* What is asked: Reproduce the listing word for word. Skip any image.

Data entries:
--- --- ---

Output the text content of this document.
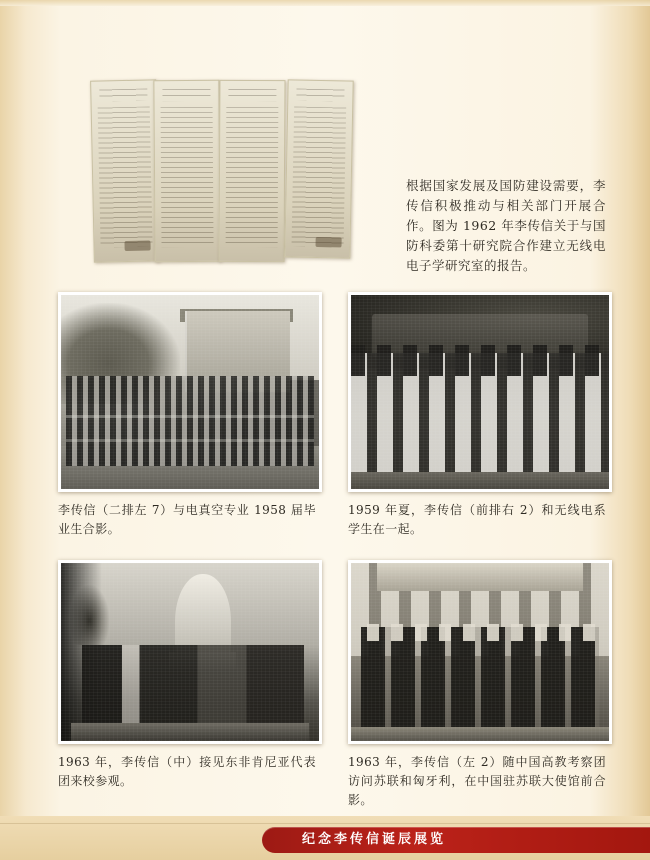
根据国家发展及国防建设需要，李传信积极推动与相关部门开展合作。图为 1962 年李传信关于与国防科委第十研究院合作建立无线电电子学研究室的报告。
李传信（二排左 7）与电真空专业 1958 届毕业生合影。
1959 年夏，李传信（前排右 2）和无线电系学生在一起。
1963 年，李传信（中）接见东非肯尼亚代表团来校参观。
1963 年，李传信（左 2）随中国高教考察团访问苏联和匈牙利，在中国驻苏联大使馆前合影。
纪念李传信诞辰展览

--- --- ---

* Result below:
Output the text content of this document.
根据国家发展及国防建设需要，李传信积极推动与相关部门开展合作。图为 1962 年李传信关于与国防科委第十研究院合作建立无线电电子学研究室的报告。
李传信（二排左 7）与电真空专业 1958 届毕业生合影。
1959 年夏，李传信（前排右 2）和无线电系学生在一起。
1963 年，李传信（中）接见东非肯尼亚代表团来校参观。
1963 年，李传信（左 2）随中国高教考察团访问苏联和匈牙利，在中国驻苏联大使馆前合影。
纪念李传信诞辰展览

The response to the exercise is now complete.